Exercise inputs
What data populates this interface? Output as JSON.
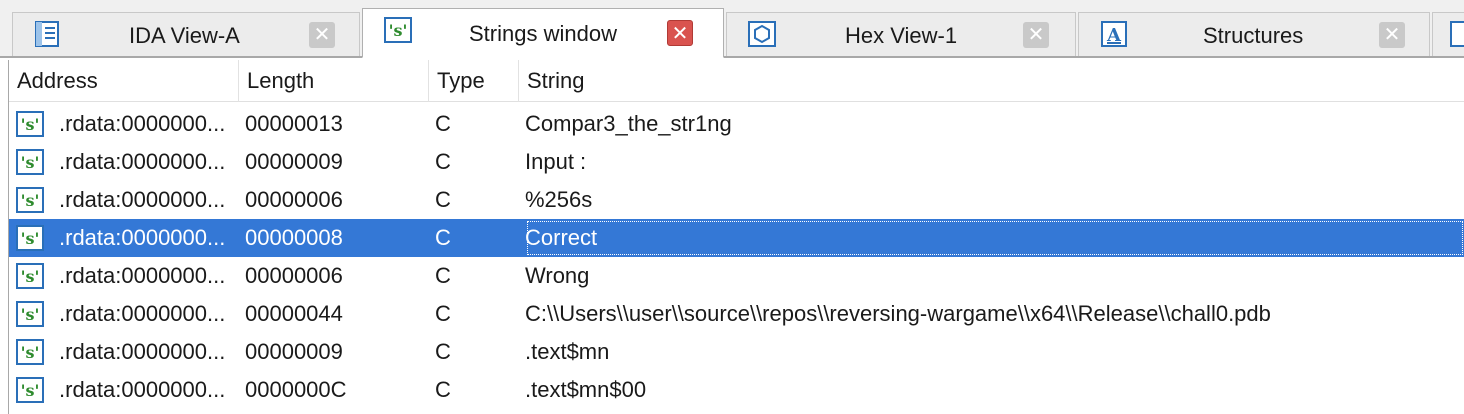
{
  "tabs": [
    {
      "label": "IDA View-A",
      "icon": "disassembly-icon",
      "active": false
    },
    {
      "label": "Strings window",
      "icon": "strings-icon",
      "active": true
    },
    {
      "label": "Hex View-1",
      "icon": "hex-icon",
      "active": false
    },
    {
      "label": "Structures",
      "icon": "structures-icon",
      "active": false
    }
  ],
  "close_glyph": "✕",
  "columns": {
    "address": "Address",
    "length": "Length",
    "type": "Type",
    "string": "String"
  },
  "rows": [
    {
      "address": ".rdata:0000000...",
      "length": "00000013",
      "type": "C",
      "string": "Compar3_the_str1ng"
    },
    {
      "address": ".rdata:0000000...",
      "length": "00000009",
      "type": "C",
      "string": "Input :"
    },
    {
      "address": ".rdata:0000000...",
      "length": "00000006",
      "type": "C",
      "string": "%256s"
    },
    {
      "address": ".rdata:0000000...",
      "length": "00000008",
      "type": "C",
      "string": "Correct"
    },
    {
      "address": ".rdata:0000000...",
      "length": "00000006",
      "type": "C",
      "string": "Wrong"
    },
    {
      "address": ".rdata:0000000...",
      "length": "00000044",
      "type": "C",
      "string": "C:\\\\Users\\\\user\\\\source\\\\repos\\\\reversing-wargame\\\\x64\\\\Release\\\\chall0.pdb"
    },
    {
      "address": ".rdata:0000000...",
      "length": "00000009",
      "type": "C",
      "string": ".text$mn"
    },
    {
      "address": ".rdata:0000000...",
      "length": "0000000C",
      "type": "C",
      "string": ".text$mn$00"
    }
  ],
  "selected_row": 3,
  "colors": {
    "selection": "#3478d6",
    "active_close": "#d9534f",
    "icon_blue": "#2a6fb8",
    "icon_green": "#2e8b2e"
  }
}
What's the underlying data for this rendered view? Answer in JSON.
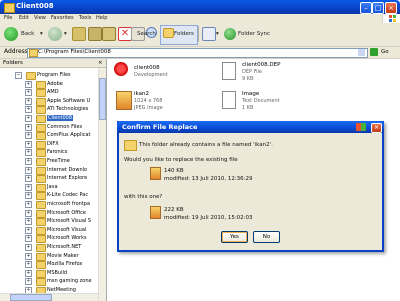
{
  "window": {
    "title": "Client008"
  },
  "menu": [
    "File",
    "Edit",
    "View",
    "Favorites",
    "Tools",
    "Help"
  ],
  "toolbar": {
    "back_label": "Back",
    "search_label": "Search",
    "folders_label": "Folders",
    "folder_sync_label": "Folder Sync"
  },
  "address": {
    "label": "Address",
    "value": "C:\\Program Files\\Client008",
    "go_label": "Go"
  },
  "folders_pane": {
    "title": "Folders",
    "close": "×",
    "items": [
      "Program Files",
      "Adobe",
      "AMD",
      "Apple Software U",
      "ATI Technologies",
      "Client008",
      "Common Files",
      "ComPlus Applicat",
      "DIFX",
      "Faronics",
      "FreeTime",
      "Internet Downlo",
      "Internet Explore",
      "Java",
      "K-Lite Codec Pac",
      "microsoft frontpa",
      "Microsoft Office",
      "Microsoft Visual S",
      "Microsoft Visual",
      "Microsoft Works",
      "Microsoft.NET",
      "Movie Maker",
      "Mozilla Firefox",
      "MSBuild",
      "msn gaming zone",
      "NetMeeting"
    ]
  },
  "files": [
    {
      "name": "client008",
      "sub": "Development",
      "icon": "client-app-icon"
    },
    {
      "name": "client008.DEP",
      "sub": "DEP File",
      "sub2": "9 KB",
      "icon": "file-icon"
    },
    {
      "name": "ikan2",
      "sub": "1024 x 768",
      "sub2": "JPEG Image",
      "icon": "jpeg-image-icon"
    },
    {
      "name": "Image",
      "sub": "Text Document",
      "sub2": "1 KB",
      "icon": "text-document-icon"
    }
  ],
  "dialog": {
    "title": "Confirm File Replace",
    "message": "This folder already contains a file named 'ikan2'.",
    "question": "Would you like to replace the existing file",
    "existing": {
      "size": "140 KB",
      "modified": "modified: 13 Juli 2010, 12:36:29"
    },
    "with_label": "with this one?",
    "new": {
      "size": "222 KB",
      "modified": "modified: 19 Juli 2010, 15:02:03"
    },
    "yes_label": "Yes",
    "no_label": "No"
  },
  "colors": {
    "titlebar": "#0a4ad4",
    "selection": "#316ac5",
    "chrome": "#ece9d8"
  }
}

Exercise objective
Repeat the full listing above exactly, with no pictures in the copy.

Exercise result
What data populates this interface? Output as JSON.
{
  "tabs": [
    {
      "label": "IDA View-A",
      "icon": "disassembly-icon",
      "active": false
    },
    {
      "label": "Strings window",
      "icon": "strings-icon",
      "active": true
    },
    {
      "label": "Hex View-1",
      "icon": "hex-icon",
      "active": false
    },
    {
      "label": "Structures",
      "icon": "structures-icon",
      "active": false
    }
  ],
  "close_glyph": "✕",
  "columns": {
    "address": "Address",
    "length": "Length",
    "type": "Type",
    "string": "String"
  },
  "rows": [
    {
      "address": ".rdata:0000000...",
      "length": "00000013",
      "type": "C",
      "string": "Compar3_the_str1ng"
    },
    {
      "address": ".rdata:0000000...",
      "length": "00000009",
      "type": "C",
      "string": "Input :"
    },
    {
      "address": ".rdata:0000000...",
      "length": "00000006",
      "type": "C",
      "string": "%256s"
    },
    {
      "address": ".rdata:0000000...",
      "length": "00000008",
      "type": "C",
      "string": "Correct"
    },
    {
      "address": ".rdata:0000000...",
      "length": "00000006",
      "type": "C",
      "string": "Wrong"
    },
    {
      "address": ".rdata:0000000...",
      "length": "00000044",
      "type": "C",
      "string": "C:\\\\Users\\\\user\\\\source\\\\repos\\\\reversing-wargame\\\\x64\\\\Release\\\\chall0.pdb"
    },
    {
      "address": ".rdata:0000000...",
      "length": "00000009",
      "type": "C",
      "string": ".text$mn"
    },
    {
      "address": ".rdata:0000000...",
      "length": "0000000C",
      "type": "C",
      "string": ".text$mn$00"
    }
  ],
  "selected_row": 3,
  "colors": {
    "selection": "#3478d6",
    "active_close": "#d9534f",
    "icon_blue": "#2a6fb8",
    "icon_green": "#2e8b2e"
  }
}
What's the underlying data for this rendered view? Answer in JSON.
{
  "window": {
    "title": "Client008"
  },
  "menu": [
    "File",
    "Edit",
    "View",
    "Favorites",
    "Tools",
    "Help"
  ],
  "toolbar": {
    "back_label": "Back",
    "search_label": "Search",
    "folders_label": "Folders",
    "folder_sync_label": "Folder Sync"
  },
  "address": {
    "label": "Address",
    "value": "C:\\Program Files\\Client008",
    "go_label": "Go"
  },
  "folders_pane": {
    "title": "Folders",
    "close": "×",
    "items": [
      "Program Files",
      "Adobe",
      "AMD",
      "Apple Software U",
      "ATI Technologies",
      "Client008",
      "Common Files",
      "ComPlus Applicat",
      "DIFX",
      "Faronics",
      "FreeTime",
      "Internet Downlo",
      "Internet Explore",
      "Java",
      "K-Lite Codec Pac",
      "microsoft frontpa",
      "Microsoft Office",
      "Microsoft Visual S",
      "Microsoft Visual",
      "Microsoft Works",
      "Microsoft.NET",
      "Movie Maker",
      "Mozilla Firefox",
      "MSBuild",
      "msn gaming zone",
      "NetMeeting"
    ]
  },
  "files": [
    {
      "name": "client008",
      "sub": "Development",
      "icon": "client-app-icon"
    },
    {
      "name": "client008.DEP",
      "sub": "DEP File",
      "sub2": "9 KB",
      "icon": "file-icon"
    },
    {
      "name": "ikan2",
      "sub": "1024 x 768",
      "sub2": "JPEG Image",
      "icon": "jpeg-image-icon"
    },
    {
      "name": "Image",
      "sub": "Text Document",
      "sub2": "1 KB",
      "icon": "text-document-icon"
    }
  ],
  "dialog": {
    "title": "Confirm File Replace",
    "message": "This folder already contains a file named 'ikan2'.",
    "question": "Would you like to replace the existing file",
    "existing": {
      "size": "140 KB",
      "modified": "modified: 13 Juli 2010, 12:36:29"
    },
    "with_label": "with this one?",
    "new": {
      "size": "222 KB",
      "modified": "modified: 19 Juli 2010, 15:02:03"
    },
    "yes_label": "Yes",
    "no_label": "No"
  },
  "colors": {
    "titlebar": "#0a4ad4",
    "selection": "#316ac5",
    "chrome": "#ece9d8"
  }
}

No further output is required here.